Provided data:
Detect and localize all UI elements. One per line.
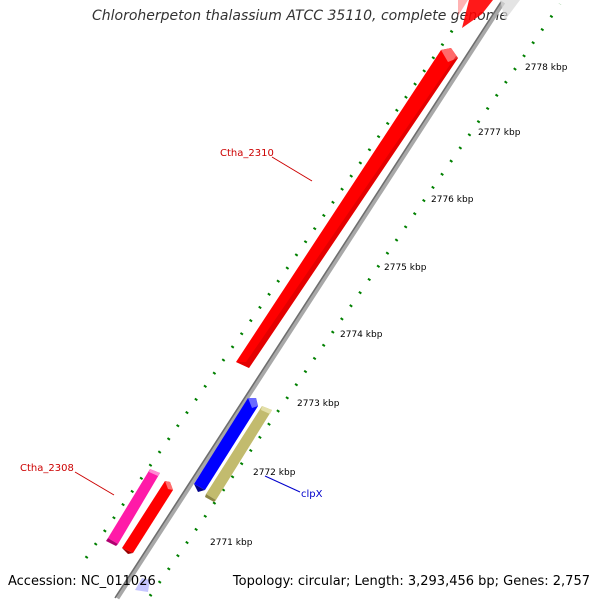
gene-label-ctha-2308: Ctha_2308 — [20, 463, 74, 474]
gene-ctha-2308[interactable] — [106, 469, 160, 546]
tick-labels: 2771 kbp 2772 kbp 2773 kbp 2774 kbp 2775… — [210, 63, 568, 548]
map-title: Chloroherpeton thalassium ATCC 35110, co… — [92, 8, 508, 24]
tick-label-2776: 2776 kbp — [431, 195, 474, 205]
outer-dotted-scale — [148, 3, 562, 597]
tick-label-2773: 2773 kbp — [297, 399, 340, 409]
gene-ctha-2310[interactable] — [236, 48, 458, 368]
gene-label-clpx: clpX — [301, 489, 323, 500]
tick-label-2774: 2774 kbp — [340, 330, 383, 340]
gene-red-small[interactable] — [122, 481, 173, 554]
tick-label-2771: 2771 kbp — [210, 538, 253, 548]
accession-text: Accession: NC_011026 — [8, 574, 156, 589]
label-leaders — [74, 156, 313, 496]
tick-label-2772: 2772 kbp — [253, 468, 296, 478]
genome-backbone — [114, 0, 506, 600]
tick-label-2778: 2778 kbp — [525, 63, 568, 73]
genome-summary-text: Topology: circular; Length: 3,293,456 bp… — [232, 574, 590, 589]
gene-fragment-top — [458, 0, 520, 28]
tick-label-2775: 2775 kbp — [384, 263, 427, 273]
feature-lavender — [135, 578, 150, 592]
tick-label-2777: 2777 kbp — [478, 128, 521, 138]
gene-labels: Ctha_2310 Ctha_2308 clpX — [20, 148, 323, 500]
gene-olive[interactable] — [205, 406, 272, 502]
gene-label-ctha-2310: Ctha_2310 — [220, 148, 274, 159]
gene-clpx[interactable] — [194, 398, 258, 492]
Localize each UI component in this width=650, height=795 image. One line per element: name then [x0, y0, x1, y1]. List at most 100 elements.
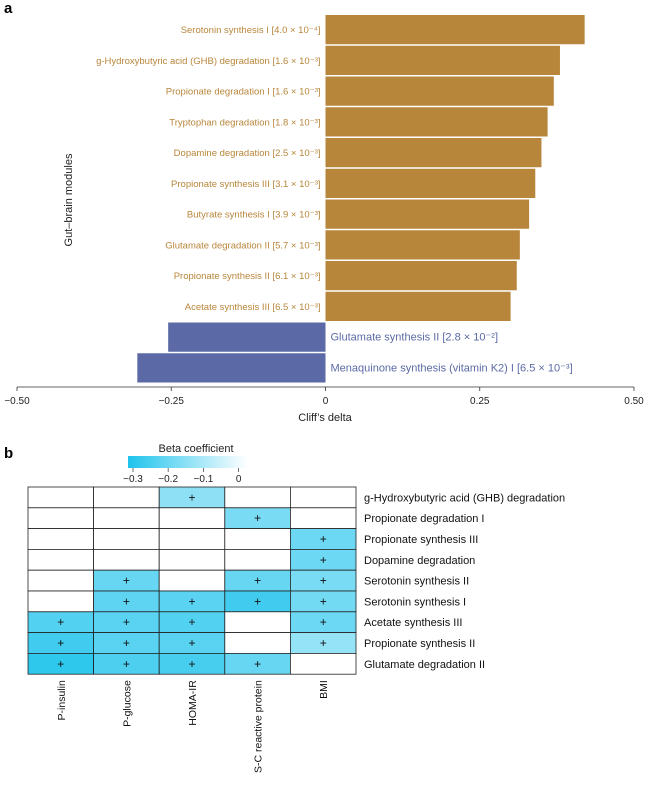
heatmap-column-label: P-insulin	[56, 680, 68, 720]
significance-marker: +	[320, 574, 327, 588]
significance-marker: +	[188, 615, 195, 629]
heatmap-cell	[224, 528, 291, 550]
heatmap-row-label: Serotonin synthesis I	[364, 596, 466, 608]
heatmap-column-labels-group: P-insulin P-glucose HOMA-IR S-C reactive pr…	[56, 680, 330, 773]
heatmap-cell	[93, 486, 160, 509]
significance-marker: +	[320, 615, 327, 629]
bar-label: Butyrate synthesis I [3.9 × 10⁻³]	[187, 210, 321, 221]
significance-marker: +	[57, 636, 64, 650]
heatmap-row-label: Propionate degradation I	[364, 513, 484, 525]
heatmap-cell	[224, 632, 291, 654]
heatmap-row-label: Serotonin synthesis II	[364, 576, 469, 588]
heatmap-cell	[27, 528, 94, 550]
x-tick-label: −0.25	[159, 396, 185, 407]
bar-label: Dopamine degradation [2.5 × 10⁻³]	[174, 148, 321, 159]
x-tick-label: 0.50	[624, 396, 644, 407]
heatmap-cell	[224, 486, 291, 509]
significance-marker: +	[123, 636, 130, 650]
bar	[137, 353, 326, 383]
heatmap-cell	[158, 569, 226, 592]
x-axis-title: Cliff’s delta	[298, 412, 352, 424]
bar-label: Propionate synthesis III [3.1 × 10⁻³]	[171, 179, 320, 190]
significance-marker: +	[188, 657, 195, 671]
heatmap-column-label: HOMA-IR	[187, 680, 199, 726]
heatmap-row-label: Acetate synthesis III	[364, 617, 462, 629]
heatmap-cell	[27, 486, 94, 509]
colorbar-tick-label: 0	[236, 474, 242, 485]
bar	[325, 45, 560, 75]
bar-label: g-Hydroxybutyric acid (GHB) degradation …	[96, 56, 320, 67]
bar-label: Glutamate synthesis II [2.8 × 10⁻²]	[331, 332, 499, 344]
significance-marker: +	[320, 594, 327, 608]
bar	[325, 138, 542, 168]
bar	[325, 168, 536, 198]
heatmap-cell	[93, 507, 160, 529]
bar	[325, 291, 511, 321]
heatmap-cell	[27, 590, 94, 613]
heatmap-cell	[27, 507, 94, 529]
heatmap-cell	[27, 549, 94, 571]
significance-marker: +	[188, 490, 195, 504]
significance-marker: +	[254, 511, 261, 525]
heatmap-cell	[27, 569, 94, 592]
heatmap-row-label: Dopamine degradation	[364, 555, 475, 567]
heatmap-cell	[289, 507, 357, 529]
bar-label: Tryptophan degradation [1.8 × 10⁻³]	[169, 117, 320, 128]
colorbar-tick-label: −0.3	[123, 474, 143, 485]
bars-group	[137, 15, 585, 383]
bar-label: Acetate synthesis III [6.5 × 10⁻³]	[185, 302, 321, 313]
significance-marker: +	[123, 574, 130, 588]
colorbar: Beta coefficient −0.3 −0.2 −0.1 0	[123, 443, 248, 485]
significance-marker: +	[123, 657, 130, 671]
heatmap-row-label: Propionate synthesis II	[364, 638, 475, 650]
colorbar-gradient	[128, 456, 248, 468]
significance-marker: +	[188, 594, 195, 608]
heatmap-cell	[93, 549, 160, 571]
heatmap-cell	[158, 507, 226, 529]
bar	[325, 107, 548, 137]
bar-label: Propionate synthesis II [6.1 × 10⁻³]	[174, 271, 321, 282]
bar-label: Serotonin synthesis I [4.0 × 10⁻⁴]	[181, 25, 321, 36]
significance-marker: +	[188, 636, 195, 650]
panel-b-label: b	[4, 445, 13, 462]
y-axis-title: Gut–brain modules	[63, 153, 75, 246]
significance-marker: +	[123, 615, 130, 629]
x-ticks-group: −0.50 −0.25 0 0.25 0.50	[4, 387, 644, 407]
heatmap-row-labels-group: g-Hydroxybutyric acid (GHB) degradation P…	[364, 492, 565, 670]
bar-labels-group: Serotonin synthesis I [4.0 × 10⁻⁴] g-Hydr…	[96, 25, 573, 374]
heatmap-column-label: BMI	[318, 680, 330, 699]
heatmap-column-label: P-glucose	[121, 680, 133, 727]
significance-marker: +	[123, 594, 130, 608]
x-tick-label: 0	[323, 396, 329, 407]
significance-marker: +	[320, 636, 327, 650]
significance-marker: +	[57, 657, 64, 671]
heatmap-row-label: Glutamate degradation II	[364, 659, 485, 671]
heatmap-cell	[158, 549, 226, 571]
heatmap-cell	[224, 611, 291, 633]
bar	[325, 230, 520, 260]
heatmap-row-label: Propionate synthesis III	[364, 534, 478, 546]
heatmap-cell	[289, 653, 357, 675]
colorbar-title: Beta coefficient	[158, 443, 233, 455]
heatmap-column-label: S-C reactive protein	[253, 680, 265, 773]
bar	[168, 322, 326, 352]
heatmap: + + + + + + + + + + + + + + + + + + + + + + + g-Hydroxybutyric…	[27, 486, 565, 773]
significance-marker: +	[320, 532, 327, 546]
colorbar-tick-label: −0.2	[158, 474, 178, 485]
bar-label: Menaquinone synthesis (vitamin K2) I [6.…	[331, 362, 573, 374]
bar	[325, 199, 530, 229]
bar	[325, 76, 554, 106]
panel-a-label: a	[4, 0, 13, 17]
colorbar-tick-label: −0.1	[194, 474, 214, 485]
heatmap-cells-group: + + + + + + + + + + + + + + + + + + + + + + +	[27, 486, 357, 675]
bar	[325, 261, 517, 291]
significance-marker: +	[57, 615, 64, 629]
significance-marker: +	[254, 657, 261, 671]
bar-label: Propionate degradation I [1.6 × 10⁻³]	[166, 87, 321, 98]
significance-marker: +	[254, 574, 261, 588]
bar-chart: Serotonin synthesis I [4.0 × 10⁻⁴] g-Hydr…	[4, 15, 644, 424]
heatmap-cell	[158, 528, 226, 550]
heatmap-cell	[93, 528, 160, 550]
heatmap-row-label: g-Hydroxybutyric acid (GHB) degradation	[364, 492, 565, 504]
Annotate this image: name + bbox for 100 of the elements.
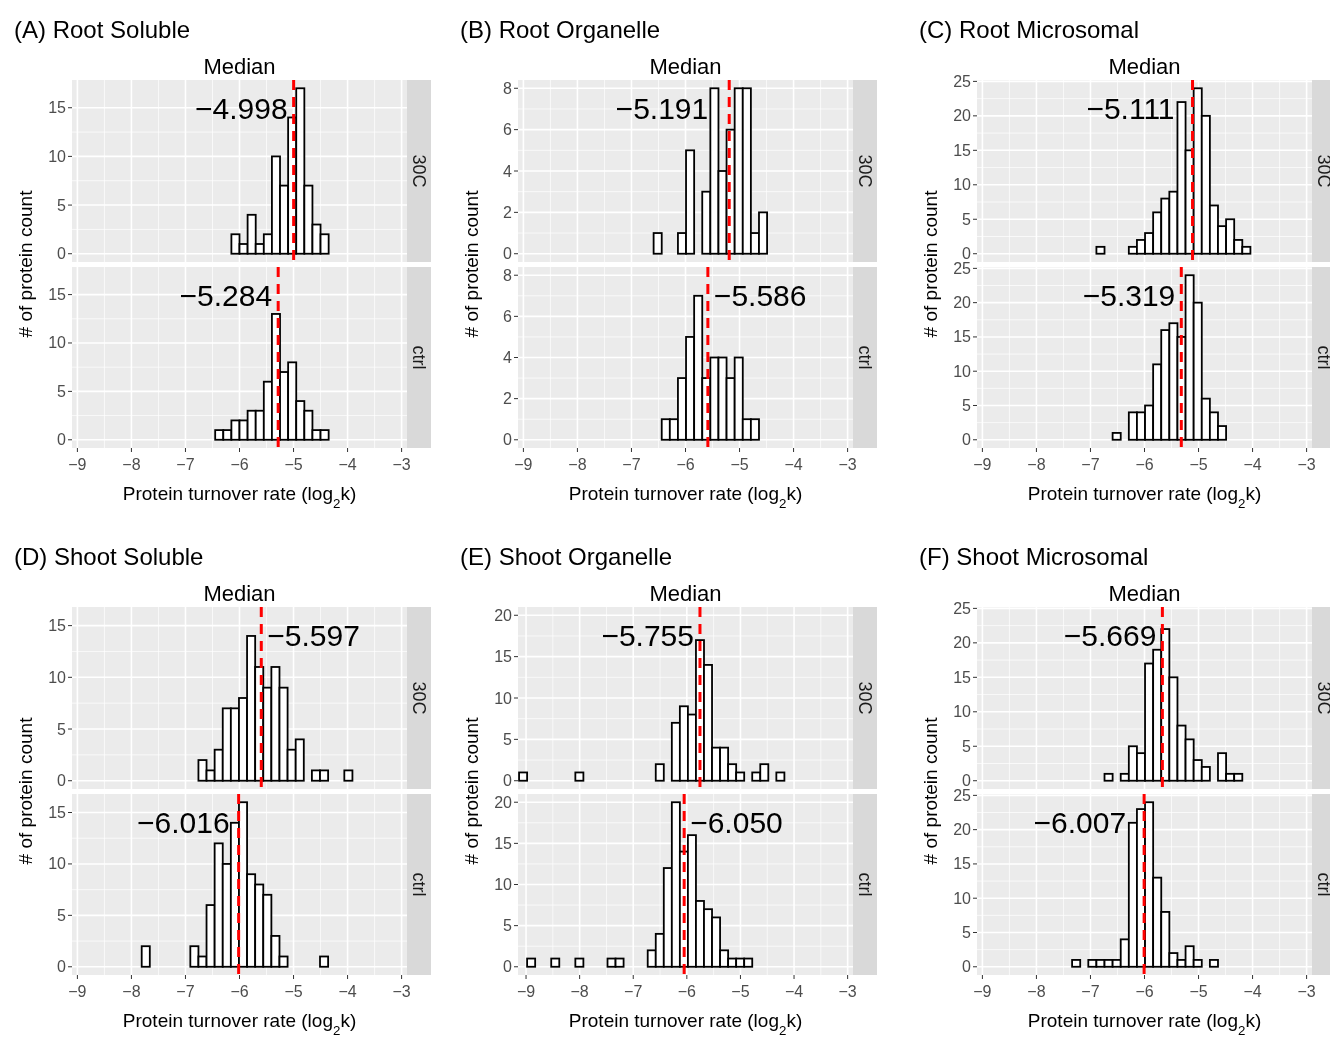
y-tick-label: 15 — [494, 834, 513, 852]
y-axis-title: # of protein count — [15, 716, 36, 865]
y-axis-title: # of protein count — [920, 189, 941, 338]
chart-title: (B) Root Organelle — [460, 16, 661, 43]
y-tick-label: 0 — [57, 958, 67, 976]
chart-subtitle: Median — [203, 54, 276, 79]
y-tick-label: 15 — [494, 648, 513, 666]
y-tick-label: 0 — [503, 772, 513, 790]
y-tick-label: 6 — [503, 121, 513, 139]
y-tick-label: 0 — [57, 245, 67, 263]
y-tick-label: 4 — [503, 162, 513, 180]
ref-line-label: −6.050 — [690, 805, 783, 839]
y-axis-title: # of protein count — [461, 716, 482, 865]
y-tick-label: 8 — [503, 79, 513, 97]
x-tick-label: −4 — [1243, 982, 1262, 1000]
y-tick-label: 10 — [494, 689, 513, 707]
y-tick-label: 15 — [953, 328, 972, 346]
y-tick-label: 6 — [503, 307, 513, 325]
x-tick-label: −9 — [514, 455, 533, 473]
x-axis-title: Protein turnover rate (log$_{2}$k) — [1027, 483, 1262, 511]
x-tick-label: −6 — [677, 982, 697, 1000]
y-tick-label: 10 — [953, 889, 972, 907]
x-tick-label: −4 — [338, 982, 357, 1000]
x-tick-label: −9 — [68, 982, 87, 1000]
text: 30C — [409, 681, 429, 715]
y-tick-label: 0 — [57, 431, 67, 449]
chart-subtitle: Median — [1108, 581, 1181, 606]
x-tick-label: −8 — [1027, 455, 1046, 473]
text: 30C — [1314, 154, 1330, 188]
chart-title: (E) Shoot Organelle — [460, 543, 673, 570]
y-tick-label: 10 — [953, 703, 972, 721]
y-tick-label: 2 — [503, 203, 513, 221]
x-tick-label: −7 — [1081, 982, 1100, 1000]
x-tick-label: −6 — [230, 455, 249, 473]
x-tick-label: −3 — [1297, 982, 1316, 1000]
ref-line-label: −4.998 — [195, 91, 288, 125]
ref-line-label: −5.284 — [179, 278, 273, 312]
ref-line-label: −6.007 — [1033, 805, 1127, 839]
x-tick-label: −6 — [676, 455, 695, 473]
x-tick-label: −3 — [1297, 455, 1316, 473]
x-tick-label: −9 — [973, 455, 992, 473]
y-tick-label: 5 — [57, 382, 67, 400]
x-tick-label: −3 — [392, 455, 411, 473]
x-tick-label: −5 — [284, 982, 303, 1000]
y-tick-label: 5 — [57, 196, 67, 214]
y-tick-label: 10 — [48, 668, 67, 686]
y-tick-label: 10 — [48, 334, 67, 352]
ref-line-label: −5.597 — [267, 618, 360, 652]
x-axis-title: Protein turnover rate (log$_{2}$k) — [122, 1010, 357, 1038]
x-tick-label: −9 — [516, 982, 536, 1000]
y-tick-label: 15 — [48, 617, 67, 635]
y-tick-label: 15 — [48, 286, 67, 304]
x-tick-label: −3 — [392, 982, 411, 1000]
y-tick-label: 5 — [962, 210, 972, 228]
text: ctrl — [409, 345, 429, 370]
chart-subtitle: Median — [1108, 54, 1181, 79]
y-tick-label: 10 — [953, 362, 972, 380]
y-tick-label: 20 — [953, 634, 972, 652]
y-axis-title: # of protein count — [15, 189, 36, 338]
ref-line-label: −5.191 — [615, 91, 709, 125]
chart-title: (F) Shoot Microsomal — [919, 543, 1149, 570]
chart-subtitle: Median — [203, 581, 276, 606]
ref-line-label: −5.319 — [1082, 278, 1176, 312]
y-tick-label: 15 — [48, 99, 67, 117]
x-tick-label: −8 — [570, 982, 589, 1000]
x-axis-title: Protein turnover rate (log$_{2}$k) — [1027, 1010, 1262, 1038]
y-tick-label: 5 — [503, 730, 513, 748]
y-tick-label: 4 — [503, 349, 513, 366]
x-tick-label: −9 — [973, 982, 992, 1000]
x-tick-label: −7 — [176, 982, 195, 1000]
text: ctrl — [855, 345, 875, 370]
text: ctrl — [409, 872, 429, 897]
y-tick-label: 25 — [953, 599, 972, 617]
y-tick-label: 5 — [962, 737, 972, 755]
x-tick-label: −8 — [122, 982, 141, 1000]
chart-subtitle: Median — [649, 581, 722, 606]
x-tick-label: −8 — [568, 455, 587, 473]
text: 30C — [855, 154, 875, 188]
y-axis-title: # of protein count — [920, 716, 941, 865]
y-tick-label: 5 — [962, 923, 972, 941]
y-tick-label: 20 — [953, 107, 972, 125]
y-tick-label: 0 — [962, 958, 972, 976]
x-tick-label: −5 — [730, 455, 749, 473]
ref-line-label: −5.669 — [1063, 618, 1157, 652]
y-tick-label: 5 — [57, 906, 67, 924]
x-tick-label: −5 — [1189, 455, 1208, 473]
x-tick-label: −7 — [176, 455, 195, 473]
x-tick-label: −5 — [284, 455, 303, 473]
text: ctrl — [855, 872, 875, 897]
y-tick-label: 0 — [503, 958, 513, 976]
y-tick-label: 15 — [953, 668, 972, 686]
x-tick-label: −5 — [731, 982, 750, 1000]
x-tick-label: −7 — [1081, 455, 1100, 473]
ref-line-label: −5.111 — [1086, 91, 1175, 125]
x-tick-label: −4 — [784, 455, 803, 473]
x-axis-title: Protein turnover rate (log$_{2}$k) — [568, 1010, 803, 1038]
y-tick-label: 20 — [494, 793, 513, 811]
x-tick-label: −3 — [838, 982, 857, 1000]
y-tick-label: 10 — [494, 876, 513, 893]
text: 30C — [409, 154, 429, 188]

Directions:
Note every line above where the string "interactable" shows up, and copy those lines.

Answer to this problem:
gene-ctha-2308[interactable] — [106, 469, 160, 546]
gene-ctha-2310[interactable] — [236, 48, 458, 368]
gene-red-small[interactable] — [122, 481, 173, 554]
gene-olive[interactable] — [205, 406, 272, 502]
gene-clpx[interactable] — [194, 398, 258, 492]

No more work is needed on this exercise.